__Your goal__:
Print every record below exactly as written.

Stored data
★ ★ ★ ★ ★ ★ ★
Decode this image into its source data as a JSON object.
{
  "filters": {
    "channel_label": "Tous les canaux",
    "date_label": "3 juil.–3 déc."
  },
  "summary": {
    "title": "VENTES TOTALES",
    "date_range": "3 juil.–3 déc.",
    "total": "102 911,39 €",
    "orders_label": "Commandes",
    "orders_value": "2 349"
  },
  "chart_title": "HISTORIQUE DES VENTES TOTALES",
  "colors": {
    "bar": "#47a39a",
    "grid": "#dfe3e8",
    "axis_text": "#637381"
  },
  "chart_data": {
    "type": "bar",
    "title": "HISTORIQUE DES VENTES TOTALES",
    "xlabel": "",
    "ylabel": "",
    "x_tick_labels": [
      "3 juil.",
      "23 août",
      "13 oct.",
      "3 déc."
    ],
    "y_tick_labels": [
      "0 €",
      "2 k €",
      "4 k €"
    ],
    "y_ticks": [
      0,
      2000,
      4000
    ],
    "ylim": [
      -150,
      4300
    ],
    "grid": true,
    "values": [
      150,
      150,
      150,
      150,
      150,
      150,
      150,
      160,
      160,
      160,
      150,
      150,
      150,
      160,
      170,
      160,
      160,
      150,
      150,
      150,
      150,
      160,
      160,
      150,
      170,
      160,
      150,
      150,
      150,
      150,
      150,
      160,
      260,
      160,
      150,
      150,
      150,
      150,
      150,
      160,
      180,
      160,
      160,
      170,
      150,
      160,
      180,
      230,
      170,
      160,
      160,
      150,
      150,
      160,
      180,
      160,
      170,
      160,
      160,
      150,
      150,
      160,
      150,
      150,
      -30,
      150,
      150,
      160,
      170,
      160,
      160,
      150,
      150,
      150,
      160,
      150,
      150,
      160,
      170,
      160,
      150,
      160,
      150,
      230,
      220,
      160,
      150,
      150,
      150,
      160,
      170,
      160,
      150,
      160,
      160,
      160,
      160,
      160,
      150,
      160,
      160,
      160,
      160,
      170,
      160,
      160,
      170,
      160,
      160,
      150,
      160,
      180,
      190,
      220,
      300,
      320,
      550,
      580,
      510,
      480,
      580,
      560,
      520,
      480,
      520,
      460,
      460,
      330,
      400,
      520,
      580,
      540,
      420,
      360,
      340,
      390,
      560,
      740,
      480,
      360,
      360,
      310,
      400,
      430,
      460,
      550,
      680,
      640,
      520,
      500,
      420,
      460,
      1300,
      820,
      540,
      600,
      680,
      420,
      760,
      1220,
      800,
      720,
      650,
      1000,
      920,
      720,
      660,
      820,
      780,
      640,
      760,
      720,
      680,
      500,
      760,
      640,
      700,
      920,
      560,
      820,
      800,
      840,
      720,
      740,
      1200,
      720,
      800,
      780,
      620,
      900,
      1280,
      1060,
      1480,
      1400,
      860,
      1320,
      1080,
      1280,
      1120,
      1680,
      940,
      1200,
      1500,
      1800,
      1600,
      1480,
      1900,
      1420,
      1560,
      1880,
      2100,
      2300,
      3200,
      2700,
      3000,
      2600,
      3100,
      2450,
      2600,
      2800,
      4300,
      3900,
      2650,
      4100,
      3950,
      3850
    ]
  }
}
★ ★ ★ ★ ★ ★ ★
__Response to the exercise__:
Decode this image into its source data as a JSON object.
{
  "filters": {
    "channel_label": "Tous les canaux",
    "date_label": "3 juil.–3 déc."
  },
  "summary": {
    "title": "VENTES TOTALES",
    "date_range": "3 juil.–3 déc.",
    "total": "102 911,39 €",
    "orders_label": "Commandes",
    "orders_value": "2 349"
  },
  "chart_title": "HISTORIQUE DES VENTES TOTALES",
  "colors": {
    "bar": "#47a39a",
    "grid": "#dfe3e8",
    "axis_text": "#637381"
  },
  "chart_data": {
    "type": "bar",
    "title": "HISTORIQUE DES VENTES TOTALES",
    "xlabel": "",
    "ylabel": "",
    "x_tick_labels": [
      "3 juil.",
      "23 août",
      "13 oct.",
      "3 déc."
    ],
    "y_tick_labels": [
      "0 €",
      "2 k €",
      "4 k €"
    ],
    "y_ticks": [
      0,
      2000,
      4000
    ],
    "ylim": [
      -150,
      4300
    ],
    "grid": true,
    "values": [
      150,
      150,
      150,
      150,
      150,
      150,
      150,
      160,
      160,
      160,
      150,
      150,
      150,
      160,
      170,
      160,
      160,
      150,
      150,
      150,
      150,
      160,
      160,
      150,
      170,
      160,
      150,
      150,
      150,
      150,
      150,
      160,
      260,
      160,
      150,
      150,
      150,
      150,
      150,
      160,
      180,
      160,
      160,
      170,
      150,
      160,
      180,
      230,
      170,
      160,
      160,
      150,
      150,
      160,
      180,
      160,
      170,
      160,
      160,
      150,
      150,
      160,
      150,
      150,
      -30,
      150,
      150,
      160,
      170,
      160,
      160,
      150,
      150,
      150,
      160,
      150,
      150,
      160,
      170,
      160,
      150,
      160,
      150,
      230,
      220,
      160,
      150,
      150,
      150,
      160,
      170,
      160,
      150,
      160,
      160,
      160,
      160,
      160,
      150,
      160,
      160,
      160,
      160,
      170,
      160,
      160,
      170,
      160,
      160,
      150,
      160,
      180,
      190,
      220,
      300,
      320,
      550,
      580,
      510,
      480,
      580,
      560,
      520,
      480,
      520,
      460,
      460,
      330,
      400,
      520,
      580,
      540,
      420,
      360,
      340,
      390,
      560,
      740,
      480,
      360,
      360,
      310,
      400,
      430,
      460,
      550,
      680,
      640,
      520,
      500,
      420,
      460,
      1300,
      820,
      540,
      600,
      680,
      420,
      760,
      1220,
      800,
      720,
      650,
      1000,
      920,
      720,
      660,
      820,
      780,
      640,
      760,
      720,
      680,
      500,
      760,
      640,
      700,
      920,
      560,
      820,
      800,
      840,
      720,
      740,
      1200,
      720,
      800,
      780,
      620,
      900,
      1280,
      1060,
      1480,
      1400,
      860,
      1320,
      1080,
      1280,
      1120,
      1680,
      940,
      1200,
      1500,
      1800,
      1600,
      1480,
      1900,
      1420,
      1560,
      1880,
      2100,
      2300,
      3200,
      2700,
      3000,
      2600,
      3100,
      2450,
      2600,
      2800,
      4300,
      3900,
      2650,
      4100,
      3950,
      3850
    ]
  }
}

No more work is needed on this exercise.